**PROBLEM DETAILS**
Leave every picture out and write out the records below exactly.

**TASK DATA**
━━━━━━━━━━━━━━━━━━━━

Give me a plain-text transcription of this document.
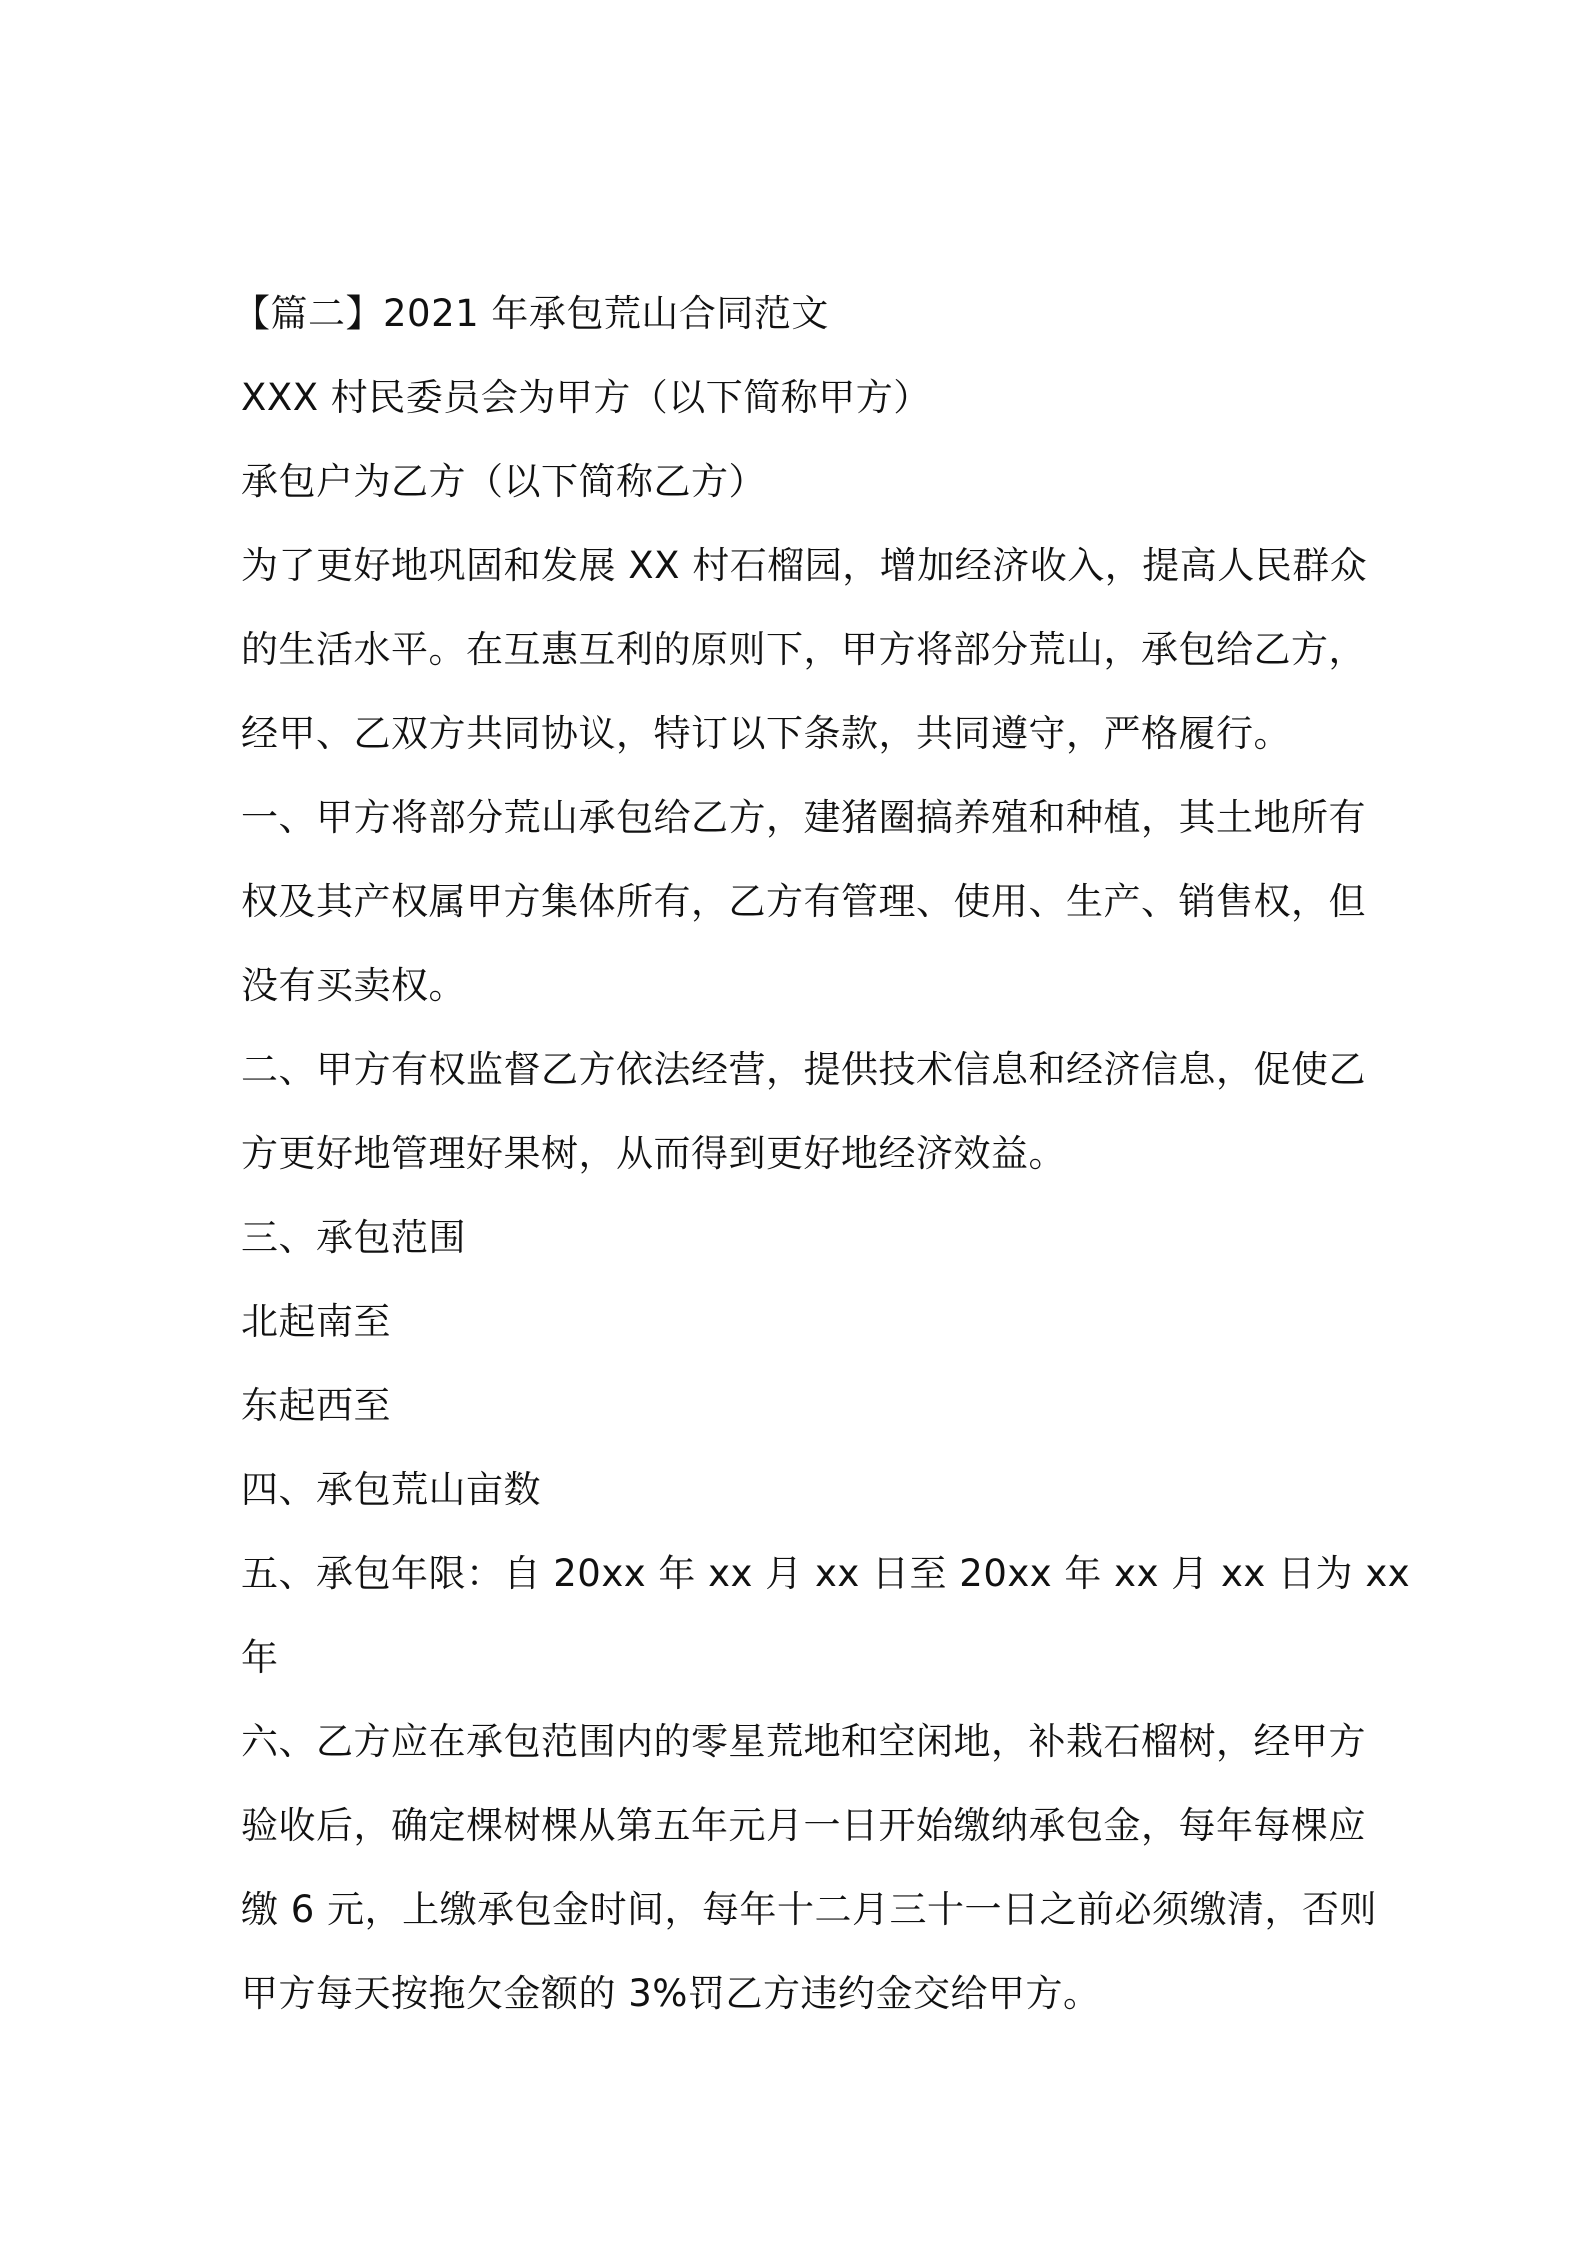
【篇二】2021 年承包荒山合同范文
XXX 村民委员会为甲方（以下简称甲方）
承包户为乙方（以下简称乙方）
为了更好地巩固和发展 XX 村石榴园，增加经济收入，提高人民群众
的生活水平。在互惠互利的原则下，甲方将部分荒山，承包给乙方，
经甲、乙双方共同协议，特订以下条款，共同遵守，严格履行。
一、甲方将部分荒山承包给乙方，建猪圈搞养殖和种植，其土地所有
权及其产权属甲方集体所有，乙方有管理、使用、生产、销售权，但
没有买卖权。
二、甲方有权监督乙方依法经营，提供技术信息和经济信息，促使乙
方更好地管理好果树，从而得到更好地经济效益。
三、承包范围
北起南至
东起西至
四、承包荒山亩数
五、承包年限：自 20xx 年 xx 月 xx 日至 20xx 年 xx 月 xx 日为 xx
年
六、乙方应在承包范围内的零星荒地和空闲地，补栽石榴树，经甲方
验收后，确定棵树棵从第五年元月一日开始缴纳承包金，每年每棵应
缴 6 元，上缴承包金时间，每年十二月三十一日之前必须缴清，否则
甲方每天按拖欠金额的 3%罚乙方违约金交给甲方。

━━━━━━━━━━━━━━━━━━━━

**ANSWER TO THIS TASK**
Give me a plain-text transcription of this document.
【篇二】2021 年承包荒山合同范文
XXX 村民委员会为甲方（以下简称甲方）
承包户为乙方（以下简称乙方）
为了更好地巩固和发展 XX 村石榴园，增加经济收入，提高人民群众
的生活水平。在互惠互利的原则下，甲方将部分荒山，承包给乙方，
经甲、乙双方共同协议，特订以下条款，共同遵守，严格履行。
一、甲方将部分荒山承包给乙方，建猪圈搞养殖和种植，其土地所有
权及其产权属甲方集体所有，乙方有管理、使用、生产、销售权，但
没有买卖权。
二、甲方有权监督乙方依法经营，提供技术信息和经济信息，促使乙
方更好地管理好果树，从而得到更好地经济效益。
三、承包范围
北起南至
东起西至
四、承包荒山亩数
五、承包年限：自 20xx 年 xx 月 xx 日至 20xx 年 xx 月 xx 日为 xx
年
六、乙方应在承包范围内的零星荒地和空闲地，补栽石榴树，经甲方
验收后，确定棵树棵从第五年元月一日开始缴纳承包金，每年每棵应
缴 6 元，上缴承包金时间，每年十二月三十一日之前必须缴清，否则
甲方每天按拖欠金额的 3%罚乙方违约金交给甲方。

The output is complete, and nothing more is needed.